*The task*.
Everything in the listing except the pictures should be written out exactly.

*Listed entries*.

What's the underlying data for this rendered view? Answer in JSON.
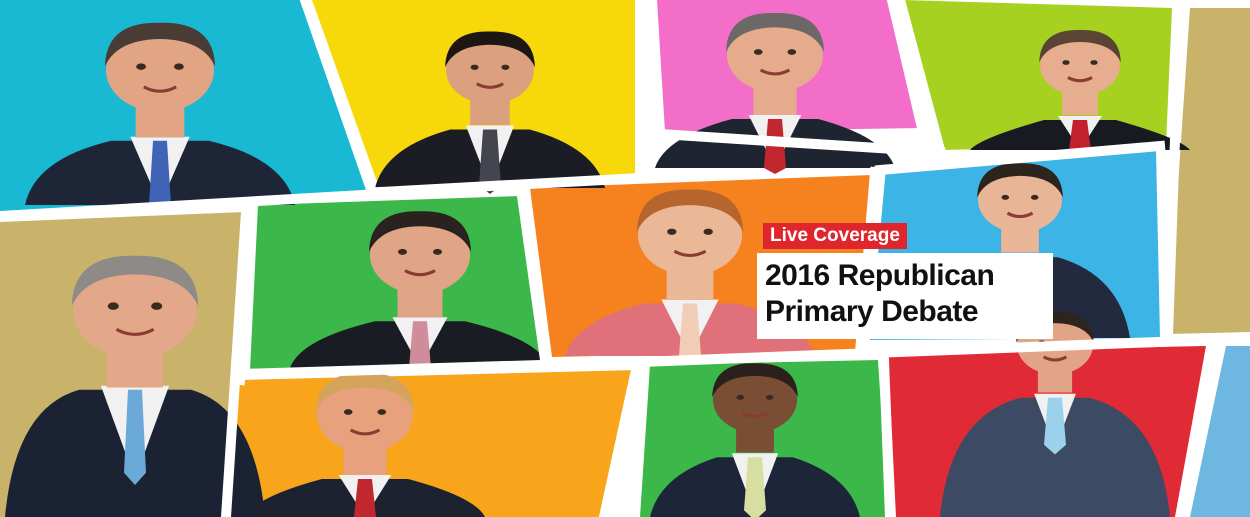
{
  "badge": {
    "label": "Live Coverage",
    "color": "#e0262d"
  },
  "title": {
    "line1": "2016 Republican",
    "line2": "Primary Debate"
  },
  "panel_colors": {
    "cyan": "#19b9d4",
    "yellow": "#f7d80a",
    "pink": "#f26ec8",
    "lime": "#a6d121",
    "tan": "#c9b36a",
    "green": "#3cb84a",
    "orange": "#f5811f",
    "sky": "#3cb4e6",
    "amber": "#f8a51b",
    "red": "#e02a35",
    "light_blue": "#6db7e0"
  },
  "figures": [
    {
      "name": "man-smiling-blue-tie",
      "skin": "#e2a583",
      "hair": "#4a3c34",
      "suit": "#1d2536",
      "tie": "#3f63b5"
    },
    {
      "name": "man-dark-hair-gray-tie",
      "skin": "#dba07e",
      "hair": "#1e1612",
      "suit": "#1c1c24",
      "tie": "#45454f"
    },
    {
      "name": "man-glasses-red-tie",
      "skin": "#e5ab8c",
      "hair": "#6b6866",
      "suit": "#1e2430",
      "tie": "#c2262f"
    },
    {
      "name": "man-pointing-red-tie",
      "skin": "#e6ad8e",
      "hair": "#5a4535",
      "suit": "#181a22",
      "tie": "#c0212c"
    },
    {
      "name": "man-smiling-dark-suit",
      "skin": "#e9b597",
      "hair": "#2d241e",
      "suit": "#232a40",
      "tie": "#c2262f"
    },
    {
      "name": "man-gray-hair-light-blue-tie",
      "skin": "#e3a789",
      "hair": "#8d8a88",
      "suit": "#1b2234",
      "tie": "#6aa9d8"
    },
    {
      "name": "man-dark-suit-pink-tie",
      "skin": "#e0a586",
      "hair": "#2a221e",
      "suit": "#1a1c24",
      "tie": "#d08c9a"
    },
    {
      "name": "woman-pink-jacket",
      "skin": "#eab797",
      "hair": "#b6662d",
      "suit": "#e0707a",
      "tie": "#f1cdb7"
    },
    {
      "name": "man-blond-hair-red-tie",
      "skin": "#e8a17d",
      "hair": "#d4a45c",
      "suit": "#1d2230",
      "tie": "#c2262f"
    },
    {
      "name": "man-glasses-striped-tie",
      "skin": "#7a4d35",
      "hair": "#2a211d",
      "suit": "#1d2538",
      "tie": "#d6dfa0"
    },
    {
      "name": "man-gesturing-light-blue-tie",
      "skin": "#e2a486",
      "hair": "#2d2420",
      "suit": "#3d4a63",
      "tie": "#9bd1ea"
    }
  ]
}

*Task result*.
What's the underlying data for this rendered view? Answer in JSON.
{
  "badge": {
    "label": "Live Coverage",
    "color": "#e0262d"
  },
  "title": {
    "line1": "2016 Republican",
    "line2": "Primary Debate"
  },
  "panel_colors": {
    "cyan": "#19b9d4",
    "yellow": "#f7d80a",
    "pink": "#f26ec8",
    "lime": "#a6d121",
    "tan": "#c9b36a",
    "green": "#3cb84a",
    "orange": "#f5811f",
    "sky": "#3cb4e6",
    "amber": "#f8a51b",
    "red": "#e02a35",
    "light_blue": "#6db7e0"
  },
  "figures": [
    {
      "name": "man-smiling-blue-tie",
      "skin": "#e2a583",
      "hair": "#4a3c34",
      "suit": "#1d2536",
      "tie": "#3f63b5"
    },
    {
      "name": "man-dark-hair-gray-tie",
      "skin": "#dba07e",
      "hair": "#1e1612",
      "suit": "#1c1c24",
      "tie": "#45454f"
    },
    {
      "name": "man-glasses-red-tie",
      "skin": "#e5ab8c",
      "hair": "#6b6866",
      "suit": "#1e2430",
      "tie": "#c2262f"
    },
    {
      "name": "man-pointing-red-tie",
      "skin": "#e6ad8e",
      "hair": "#5a4535",
      "suit": "#181a22",
      "tie": "#c0212c"
    },
    {
      "name": "man-smiling-dark-suit",
      "skin": "#e9b597",
      "hair": "#2d241e",
      "suit": "#232a40",
      "tie": "#c2262f"
    },
    {
      "name": "man-gray-hair-light-blue-tie",
      "skin": "#e3a789",
      "hair": "#8d8a88",
      "suit": "#1b2234",
      "tie": "#6aa9d8"
    },
    {
      "name": "man-dark-suit-pink-tie",
      "skin": "#e0a586",
      "hair": "#2a221e",
      "suit": "#1a1c24",
      "tie": "#d08c9a"
    },
    {
      "name": "woman-pink-jacket",
      "skin": "#eab797",
      "hair": "#b6662d",
      "suit": "#e0707a",
      "tie": "#f1cdb7"
    },
    {
      "name": "man-blond-hair-red-tie",
      "skin": "#e8a17d",
      "hair": "#d4a45c",
      "suit": "#1d2230",
      "tie": "#c2262f"
    },
    {
      "name": "man-glasses-striped-tie",
      "skin": "#7a4d35",
      "hair": "#2a211d",
      "suit": "#1d2538",
      "tie": "#d6dfa0"
    },
    {
      "name": "man-gesturing-light-blue-tie",
      "skin": "#e2a486",
      "hair": "#2d2420",
      "suit": "#3d4a63",
      "tie": "#9bd1ea"
    }
  ]
}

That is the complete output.